▸ **WHAT NEEDS TO BE DONE**:
Take every line from the listing below that includes "Tester" and copy it.

▸ **SOURCE RECORDS**:
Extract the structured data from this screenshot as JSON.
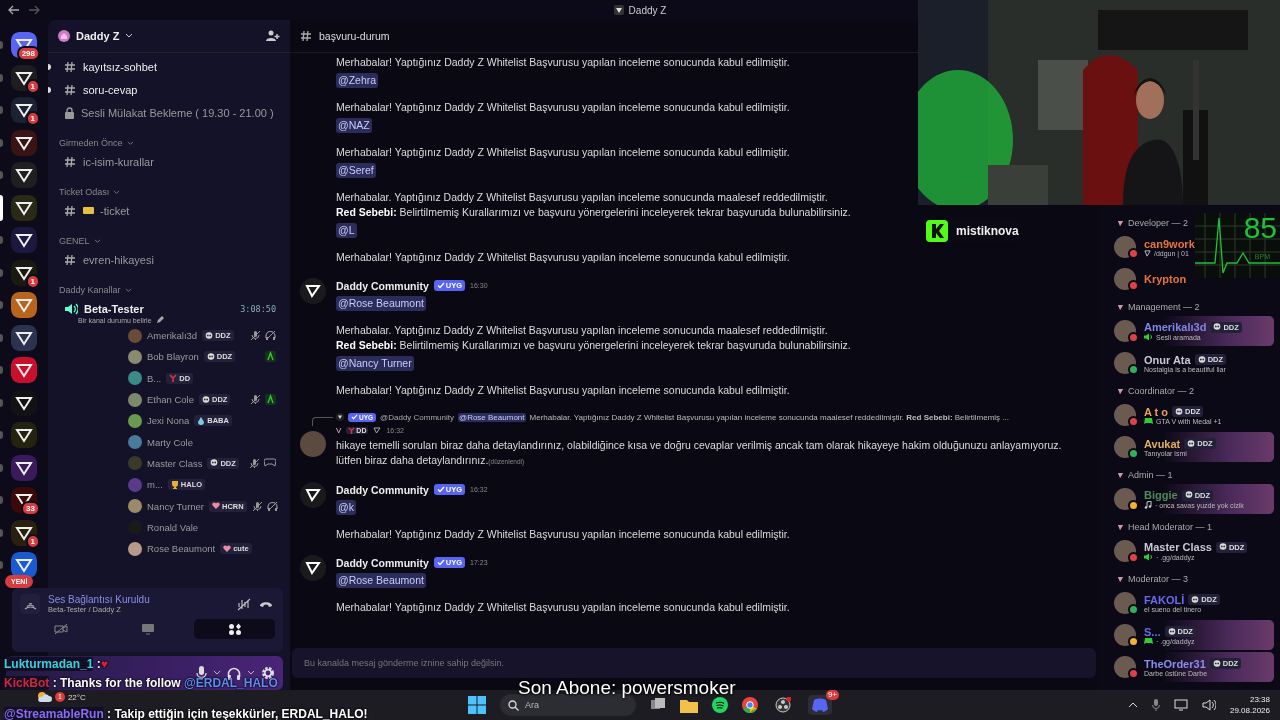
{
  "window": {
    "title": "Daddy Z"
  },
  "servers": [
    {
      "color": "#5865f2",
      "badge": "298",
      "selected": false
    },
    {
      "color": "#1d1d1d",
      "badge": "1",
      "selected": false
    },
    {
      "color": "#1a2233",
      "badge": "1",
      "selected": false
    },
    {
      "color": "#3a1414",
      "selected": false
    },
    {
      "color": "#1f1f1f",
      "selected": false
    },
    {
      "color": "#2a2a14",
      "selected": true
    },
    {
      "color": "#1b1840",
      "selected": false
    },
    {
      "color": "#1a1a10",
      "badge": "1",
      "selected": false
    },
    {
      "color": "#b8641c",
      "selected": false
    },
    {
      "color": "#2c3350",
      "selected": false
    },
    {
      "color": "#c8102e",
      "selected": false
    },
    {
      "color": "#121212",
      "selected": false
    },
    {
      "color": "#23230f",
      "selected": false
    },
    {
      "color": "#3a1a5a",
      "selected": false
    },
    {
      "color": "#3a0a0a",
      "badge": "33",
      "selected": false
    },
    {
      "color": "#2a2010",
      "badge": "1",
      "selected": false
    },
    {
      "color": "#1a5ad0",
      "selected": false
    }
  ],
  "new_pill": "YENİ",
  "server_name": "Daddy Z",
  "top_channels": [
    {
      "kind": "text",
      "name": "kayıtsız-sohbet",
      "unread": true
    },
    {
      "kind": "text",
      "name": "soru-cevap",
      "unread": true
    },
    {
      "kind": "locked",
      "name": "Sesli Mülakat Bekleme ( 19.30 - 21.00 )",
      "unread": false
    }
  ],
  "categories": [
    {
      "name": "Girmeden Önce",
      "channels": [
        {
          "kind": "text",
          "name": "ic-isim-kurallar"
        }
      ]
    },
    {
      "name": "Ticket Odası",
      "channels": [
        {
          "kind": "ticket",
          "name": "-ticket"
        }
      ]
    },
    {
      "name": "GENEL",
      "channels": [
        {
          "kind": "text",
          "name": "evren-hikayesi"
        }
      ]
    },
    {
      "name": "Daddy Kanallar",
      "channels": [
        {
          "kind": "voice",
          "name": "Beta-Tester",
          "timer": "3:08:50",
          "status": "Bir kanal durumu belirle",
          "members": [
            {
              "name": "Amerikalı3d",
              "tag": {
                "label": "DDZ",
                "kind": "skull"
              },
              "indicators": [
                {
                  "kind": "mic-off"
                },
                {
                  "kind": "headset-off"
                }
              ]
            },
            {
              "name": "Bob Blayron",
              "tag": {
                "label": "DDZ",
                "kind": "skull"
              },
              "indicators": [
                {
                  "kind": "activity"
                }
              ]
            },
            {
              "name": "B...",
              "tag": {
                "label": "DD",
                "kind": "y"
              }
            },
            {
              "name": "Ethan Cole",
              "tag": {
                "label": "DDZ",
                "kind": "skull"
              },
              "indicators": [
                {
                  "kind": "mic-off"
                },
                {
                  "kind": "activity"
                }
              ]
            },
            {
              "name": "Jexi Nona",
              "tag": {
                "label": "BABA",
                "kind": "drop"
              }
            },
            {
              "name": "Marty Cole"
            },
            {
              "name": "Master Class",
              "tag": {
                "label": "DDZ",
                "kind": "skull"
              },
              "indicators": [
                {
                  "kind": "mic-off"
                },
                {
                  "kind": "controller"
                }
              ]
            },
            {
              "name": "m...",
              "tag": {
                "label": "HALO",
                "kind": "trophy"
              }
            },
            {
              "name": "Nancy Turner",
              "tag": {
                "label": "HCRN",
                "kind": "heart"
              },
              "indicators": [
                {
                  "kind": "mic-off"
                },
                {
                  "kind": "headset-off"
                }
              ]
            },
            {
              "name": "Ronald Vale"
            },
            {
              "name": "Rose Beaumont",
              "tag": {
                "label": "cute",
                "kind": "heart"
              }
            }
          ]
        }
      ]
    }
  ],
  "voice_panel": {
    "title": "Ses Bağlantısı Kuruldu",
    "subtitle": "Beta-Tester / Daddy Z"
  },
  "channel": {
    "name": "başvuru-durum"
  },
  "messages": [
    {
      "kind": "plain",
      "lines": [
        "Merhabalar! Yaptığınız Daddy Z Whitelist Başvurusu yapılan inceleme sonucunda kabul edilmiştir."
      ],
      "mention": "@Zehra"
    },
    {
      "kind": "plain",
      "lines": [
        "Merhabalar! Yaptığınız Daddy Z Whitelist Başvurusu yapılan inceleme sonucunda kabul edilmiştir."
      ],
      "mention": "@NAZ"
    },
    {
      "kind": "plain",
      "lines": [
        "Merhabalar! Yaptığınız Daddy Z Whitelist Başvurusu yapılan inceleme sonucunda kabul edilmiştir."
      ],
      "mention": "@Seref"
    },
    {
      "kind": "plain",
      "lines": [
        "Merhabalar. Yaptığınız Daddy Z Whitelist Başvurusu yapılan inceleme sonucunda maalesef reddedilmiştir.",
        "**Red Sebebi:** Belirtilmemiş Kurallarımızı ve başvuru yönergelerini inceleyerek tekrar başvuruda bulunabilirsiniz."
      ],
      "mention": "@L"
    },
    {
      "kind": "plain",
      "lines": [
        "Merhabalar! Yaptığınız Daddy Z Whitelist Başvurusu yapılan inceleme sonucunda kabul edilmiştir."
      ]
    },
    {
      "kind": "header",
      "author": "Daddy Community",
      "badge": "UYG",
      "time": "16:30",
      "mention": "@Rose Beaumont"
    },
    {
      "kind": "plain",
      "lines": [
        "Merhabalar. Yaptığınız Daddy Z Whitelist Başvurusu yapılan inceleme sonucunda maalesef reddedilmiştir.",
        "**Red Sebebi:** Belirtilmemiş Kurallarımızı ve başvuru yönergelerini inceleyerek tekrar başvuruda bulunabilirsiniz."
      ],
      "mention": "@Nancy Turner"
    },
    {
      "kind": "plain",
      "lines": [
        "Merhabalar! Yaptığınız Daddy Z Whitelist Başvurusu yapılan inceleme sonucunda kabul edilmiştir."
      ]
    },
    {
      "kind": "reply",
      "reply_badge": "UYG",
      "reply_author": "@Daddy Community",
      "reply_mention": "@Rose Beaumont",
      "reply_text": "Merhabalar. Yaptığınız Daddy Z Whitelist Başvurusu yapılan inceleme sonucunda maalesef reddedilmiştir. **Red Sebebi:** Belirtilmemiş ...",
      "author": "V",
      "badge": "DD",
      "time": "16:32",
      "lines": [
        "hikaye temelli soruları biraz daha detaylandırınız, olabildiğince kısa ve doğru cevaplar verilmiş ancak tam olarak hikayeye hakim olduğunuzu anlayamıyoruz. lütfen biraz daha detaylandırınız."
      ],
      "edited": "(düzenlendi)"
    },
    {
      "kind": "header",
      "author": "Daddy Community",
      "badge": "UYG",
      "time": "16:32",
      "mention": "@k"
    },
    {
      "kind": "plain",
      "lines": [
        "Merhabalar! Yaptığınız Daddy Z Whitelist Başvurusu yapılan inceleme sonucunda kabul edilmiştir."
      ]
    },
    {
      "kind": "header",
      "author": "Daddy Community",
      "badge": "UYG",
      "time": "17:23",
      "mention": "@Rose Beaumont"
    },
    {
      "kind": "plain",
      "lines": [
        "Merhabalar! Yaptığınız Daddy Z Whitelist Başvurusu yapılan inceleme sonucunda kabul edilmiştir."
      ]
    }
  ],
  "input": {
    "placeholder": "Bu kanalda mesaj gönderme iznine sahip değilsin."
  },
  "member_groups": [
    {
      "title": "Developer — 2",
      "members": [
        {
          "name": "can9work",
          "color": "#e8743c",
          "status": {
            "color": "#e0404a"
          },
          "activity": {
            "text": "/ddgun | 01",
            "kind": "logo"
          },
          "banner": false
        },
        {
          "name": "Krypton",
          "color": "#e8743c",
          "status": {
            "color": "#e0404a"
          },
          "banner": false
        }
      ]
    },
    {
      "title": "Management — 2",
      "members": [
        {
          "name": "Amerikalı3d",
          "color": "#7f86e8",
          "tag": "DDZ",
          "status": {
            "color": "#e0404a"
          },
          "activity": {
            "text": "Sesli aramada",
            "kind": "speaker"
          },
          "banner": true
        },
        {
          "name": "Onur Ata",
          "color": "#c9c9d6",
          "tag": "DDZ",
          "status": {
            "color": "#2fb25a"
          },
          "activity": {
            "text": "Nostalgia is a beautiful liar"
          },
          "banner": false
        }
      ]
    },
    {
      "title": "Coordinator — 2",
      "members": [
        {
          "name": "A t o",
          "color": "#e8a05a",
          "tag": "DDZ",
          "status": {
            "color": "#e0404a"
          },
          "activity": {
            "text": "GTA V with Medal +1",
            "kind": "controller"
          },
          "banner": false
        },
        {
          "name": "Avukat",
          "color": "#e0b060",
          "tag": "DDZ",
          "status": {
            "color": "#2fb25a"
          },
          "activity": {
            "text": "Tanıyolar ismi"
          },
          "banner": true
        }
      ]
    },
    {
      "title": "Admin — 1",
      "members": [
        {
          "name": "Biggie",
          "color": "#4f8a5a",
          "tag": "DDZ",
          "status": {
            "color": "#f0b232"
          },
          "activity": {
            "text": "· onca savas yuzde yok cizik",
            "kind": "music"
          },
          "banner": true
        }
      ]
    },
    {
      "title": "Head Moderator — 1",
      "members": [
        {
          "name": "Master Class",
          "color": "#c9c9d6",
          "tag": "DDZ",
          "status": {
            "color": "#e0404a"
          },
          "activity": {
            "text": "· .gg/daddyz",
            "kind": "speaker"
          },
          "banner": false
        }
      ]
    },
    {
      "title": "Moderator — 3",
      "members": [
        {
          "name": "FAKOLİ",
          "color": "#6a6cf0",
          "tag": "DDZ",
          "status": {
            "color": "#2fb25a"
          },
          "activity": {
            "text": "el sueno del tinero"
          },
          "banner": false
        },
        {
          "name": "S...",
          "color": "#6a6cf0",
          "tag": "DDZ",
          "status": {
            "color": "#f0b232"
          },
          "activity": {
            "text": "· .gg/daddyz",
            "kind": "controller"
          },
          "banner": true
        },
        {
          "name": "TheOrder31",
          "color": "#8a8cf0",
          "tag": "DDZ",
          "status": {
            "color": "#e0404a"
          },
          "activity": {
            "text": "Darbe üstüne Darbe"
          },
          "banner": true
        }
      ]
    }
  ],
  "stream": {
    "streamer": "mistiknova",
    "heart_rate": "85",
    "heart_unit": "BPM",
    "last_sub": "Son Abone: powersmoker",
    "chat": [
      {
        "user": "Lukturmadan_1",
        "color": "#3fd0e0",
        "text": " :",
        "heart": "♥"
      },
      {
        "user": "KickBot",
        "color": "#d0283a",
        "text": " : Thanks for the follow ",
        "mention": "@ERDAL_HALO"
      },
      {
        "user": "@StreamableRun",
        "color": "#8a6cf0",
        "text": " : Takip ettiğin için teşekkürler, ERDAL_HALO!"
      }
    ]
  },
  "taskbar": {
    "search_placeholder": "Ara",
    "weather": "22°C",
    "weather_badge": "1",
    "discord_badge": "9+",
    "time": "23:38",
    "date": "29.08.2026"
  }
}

▸ **COMPLETE OUTPUT**:
          "name": "Beta-Tester",
    "subtitle": "Beta-Tester / Daddy Z"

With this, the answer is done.